What the task asks:
Can all of these lines be returned exactly?

Figure record extracts
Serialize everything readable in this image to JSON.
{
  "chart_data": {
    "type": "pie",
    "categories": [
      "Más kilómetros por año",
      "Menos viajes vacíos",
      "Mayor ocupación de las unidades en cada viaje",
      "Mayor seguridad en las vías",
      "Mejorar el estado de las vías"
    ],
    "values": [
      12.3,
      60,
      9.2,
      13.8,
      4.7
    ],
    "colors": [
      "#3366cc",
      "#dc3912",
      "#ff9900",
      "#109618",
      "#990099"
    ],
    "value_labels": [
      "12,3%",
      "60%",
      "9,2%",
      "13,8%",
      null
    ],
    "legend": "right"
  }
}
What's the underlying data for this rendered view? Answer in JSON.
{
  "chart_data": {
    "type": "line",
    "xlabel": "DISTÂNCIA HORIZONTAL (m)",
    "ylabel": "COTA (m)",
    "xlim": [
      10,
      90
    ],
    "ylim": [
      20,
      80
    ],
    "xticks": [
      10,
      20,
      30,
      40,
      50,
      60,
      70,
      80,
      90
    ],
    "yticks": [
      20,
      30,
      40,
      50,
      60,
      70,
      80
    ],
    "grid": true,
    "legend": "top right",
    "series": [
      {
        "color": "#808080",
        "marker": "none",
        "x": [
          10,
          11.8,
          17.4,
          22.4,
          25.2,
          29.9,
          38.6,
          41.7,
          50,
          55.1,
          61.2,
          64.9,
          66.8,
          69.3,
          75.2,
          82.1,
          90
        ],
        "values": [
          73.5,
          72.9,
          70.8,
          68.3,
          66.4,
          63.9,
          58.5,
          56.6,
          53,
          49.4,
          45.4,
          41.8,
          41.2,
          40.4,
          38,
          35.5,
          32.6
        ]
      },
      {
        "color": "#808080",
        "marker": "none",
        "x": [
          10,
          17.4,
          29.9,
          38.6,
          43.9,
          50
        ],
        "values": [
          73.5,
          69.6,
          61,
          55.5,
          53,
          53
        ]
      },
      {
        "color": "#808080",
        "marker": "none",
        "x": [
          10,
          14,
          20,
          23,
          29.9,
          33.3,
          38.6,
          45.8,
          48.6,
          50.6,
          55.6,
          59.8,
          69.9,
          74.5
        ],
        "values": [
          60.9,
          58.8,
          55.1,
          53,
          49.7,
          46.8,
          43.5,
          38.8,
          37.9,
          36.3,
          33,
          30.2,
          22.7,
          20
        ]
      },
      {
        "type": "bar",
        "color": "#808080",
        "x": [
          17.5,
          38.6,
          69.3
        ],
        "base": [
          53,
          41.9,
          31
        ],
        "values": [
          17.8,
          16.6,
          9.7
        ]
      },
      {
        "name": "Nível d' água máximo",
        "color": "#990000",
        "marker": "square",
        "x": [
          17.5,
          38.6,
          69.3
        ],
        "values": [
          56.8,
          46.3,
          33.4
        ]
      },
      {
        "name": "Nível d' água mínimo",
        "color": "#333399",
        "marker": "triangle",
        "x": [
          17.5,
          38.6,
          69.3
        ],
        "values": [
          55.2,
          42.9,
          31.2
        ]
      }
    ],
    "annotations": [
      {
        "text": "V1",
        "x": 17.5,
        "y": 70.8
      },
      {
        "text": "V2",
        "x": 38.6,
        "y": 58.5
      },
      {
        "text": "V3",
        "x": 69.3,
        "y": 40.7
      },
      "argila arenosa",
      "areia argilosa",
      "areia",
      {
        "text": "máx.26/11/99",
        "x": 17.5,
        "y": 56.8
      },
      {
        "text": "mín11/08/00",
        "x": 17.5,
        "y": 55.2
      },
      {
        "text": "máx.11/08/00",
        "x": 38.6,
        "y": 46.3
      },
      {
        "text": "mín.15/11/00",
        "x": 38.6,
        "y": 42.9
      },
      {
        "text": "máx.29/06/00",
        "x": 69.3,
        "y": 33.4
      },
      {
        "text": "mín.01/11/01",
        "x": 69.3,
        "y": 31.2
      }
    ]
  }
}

Answer to the exercise:
Serialize everything readable in this image to JSON.
{
  "chart_data": {
    "type": "pie",
    "categories": [
      "Más kilómetros por año",
      "Menos viajes vacíos",
      "Mayor ocupación de las unidades en cada viaje",
      "Mayor seguridad en las vías",
      "Mejorar el estado de las vías"
    ],
    "values": [
      12.3,
      60,
      9.2,
      13.8,
      4.7
    ],
    "colors": [
      "#3366cc",
      "#dc3912",
      "#ff9900",
      "#109618",
      "#990099"
    ],
    "value_labels": [
      "12,3%",
      "60%",
      "9,2%",
      "13,8%",
      null
    ],
    "legend": "right"
  }
}
What's the underlying data for this rendered view? Answer in JSON.
{
  "chart_data": {
    "type": "line",
    "xlabel": "DISTÂNCIA HORIZONTAL (m)",
    "ylabel": "COTA (m)",
    "xlim": [
      10,
      90
    ],
    "ylim": [
      20,
      80
    ],
    "xticks": [
      10,
      20,
      30,
      40,
      50,
      60,
      70,
      80,
      90
    ],
    "yticks": [
      20,
      30,
      40,
      50,
      60,
      70,
      80
    ],
    "grid": true,
    "legend": "top right",
    "series": [
      {
        "color": "#808080",
        "marker": "none",
        "x": [
          10,
          11.8,
          17.4,
          22.4,
          25.2,
          29.9,
          38.6,
          41.7,
          50,
          55.1,
          61.2,
          64.9,
          66.8,
          69.3,
          75.2,
          82.1,
          90
        ],
        "values": [
          73.5,
          72.9,
          70.8,
          68.3,
          66.4,
          63.9,
          58.5,
          56.6,
          53,
          49.4,
          45.4,
          41.8,
          41.2,
          40.4,
          38,
          35.5,
          32.6
        ]
      },
      {
        "color": "#808080",
        "marker": "none",
        "x": [
          10,
          17.4,
          29.9,
          38.6,
          43.9,
          50
        ],
        "values": [
          73.5,
          69.6,
          61,
          55.5,
          53,
          53
        ]
      },
      {
        "color": "#808080",
        "marker": "none",
        "x": [
          10,
          14,
          20,
          23,
          29.9,
          33.3,
          38.6,
          45.8,
          48.6,
          50.6,
          55.6,
          59.8,
          69.9,
          74.5
        ],
        "values": [
          60.9,
          58.8,
          55.1,
          53,
          49.7,
          46.8,
          43.5,
          38.8,
          37.9,
          36.3,
          33,
          30.2,
          22.7,
          20
        ]
      },
      {
        "type": "bar",
        "color": "#808080",
        "x": [
          17.5,
          38.6,
          69.3
        ],
        "base": [
          53,
          41.9,
          31
        ],
        "values": [
          17.8,
          16.6,
          9.7
        ]
      },
      {
        "name": "Nível d' água máximo",
        "color": "#990000",
        "marker": "square",
        "x": [
          17.5,
          38.6,
          69.3
        ],
        "values": [
          56.8,
          46.3,
          33.4
        ]
      },
      {
        "name": "Nível d' água mínimo",
        "color": "#333399",
        "marker": "triangle",
        "x": [
          17.5,
          38.6,
          69.3
        ],
        "values": [
          55.2,
          42.9,
          31.2
        ]
      }
    ],
    "annotations": [
      {
        "text": "V1",
        "x": 17.5,
        "y": 70.8
      },
      {
        "text": "V2",
        "x": 38.6,
        "y": 58.5
      },
      {
        "text": "V3",
        "x": 69.3,
        "y": 40.7
      },
      "argila arenosa",
      "areia argilosa",
      "areia",
      {
        "text": "máx.26/11/99",
        "x": 17.5,
        "y": 56.8
      },
      {
        "text": "mín11/08/00",
        "x": 17.5,
        "y": 55.2
      },
      {
        "text": "máx.11/08/00",
        "x": 38.6,
        "y": 46.3
      },
      {
        "text": "mín.15/11/00",
        "x": 38.6,
        "y": 42.9
      },
      {
        "text": "máx.29/06/00",
        "x": 69.3,
        "y": 33.4
      },
      {
        "text": "mín.01/11/01",
        "x": 69.3,
        "y": 31.2
      }
    ]
  }
}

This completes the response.